### Source data
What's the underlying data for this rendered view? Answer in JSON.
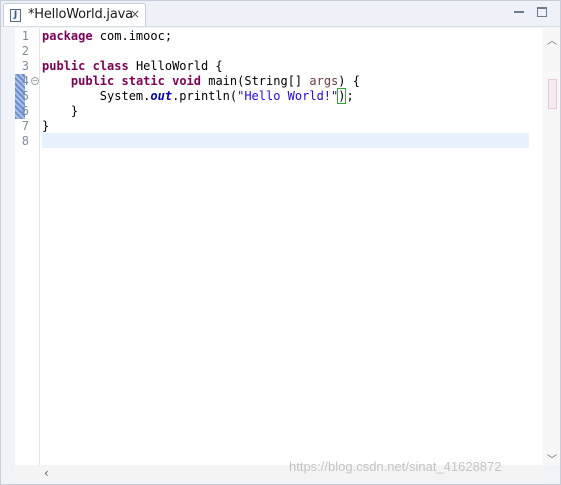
{
  "tab": {
    "title": "*HelloWorld.java",
    "icon": "J",
    "close_glyph": "×"
  },
  "editor": {
    "line_numbers": [
      "1",
      "2",
      "3",
      "4",
      "5",
      "6",
      "7",
      "8"
    ],
    "lines": {
      "l1_kw": "package",
      "l1_rest": " com.imooc;",
      "l3_kw1": "public",
      "l3_kw2": "class",
      "l3_rest": " HelloWorld {",
      "l4_indent": "    ",
      "l4_kw1": "public",
      "l4_kw2": "static",
      "l4_kw3": "void",
      "l4_mid": " main(String[] ",
      "l4_param": "args",
      "l4_end": ") {",
      "l5_indent": "        ",
      "l5_sys": "System.",
      "l5_out": "out",
      "l5_call": ".println(",
      "l5_str": "\"Hello World!\"",
      "l5_close": ")",
      "l5_semi": ";",
      "l6": "    }",
      "l7": "}"
    }
  },
  "watermark": "https://blog.csdn.net/sinat_41628872",
  "colors": {
    "keyword": "#7f0055",
    "string": "#2a00ff",
    "current_line": "#e8f2fe"
  }
}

### Exercise aim
Your task is to repeat the data above exactly while excluding the pictures.

### Solved problem
What's the underlying data for this rendered view? Answer in JSON.
{
  "tab": {
    "title": "*HelloWorld.java",
    "icon": "J",
    "close_glyph": "×"
  },
  "editor": {
    "line_numbers": [
      "1",
      "2",
      "3",
      "4",
      "5",
      "6",
      "7",
      "8"
    ],
    "lines": {
      "l1_kw": "package",
      "l1_rest": " com.imooc;",
      "l3_kw1": "public",
      "l3_kw2": "class",
      "l3_rest": " HelloWorld {",
      "l4_indent": "    ",
      "l4_kw1": "public",
      "l4_kw2": "static",
      "l4_kw3": "void",
      "l4_mid": " main(String[] ",
      "l4_param": "args",
      "l4_end": ") {",
      "l5_indent": "        ",
      "l5_sys": "System.",
      "l5_out": "out",
      "l5_call": ".println(",
      "l5_str": "\"Hello World!\"",
      "l5_close": ")",
      "l5_semi": ";",
      "l6": "    }",
      "l7": "}"
    }
  },
  "watermark": "https://blog.csdn.net/sinat_41628872",
  "colors": {
    "keyword": "#7f0055",
    "string": "#2a00ff",
    "current_line": "#e8f2fe"
  }
}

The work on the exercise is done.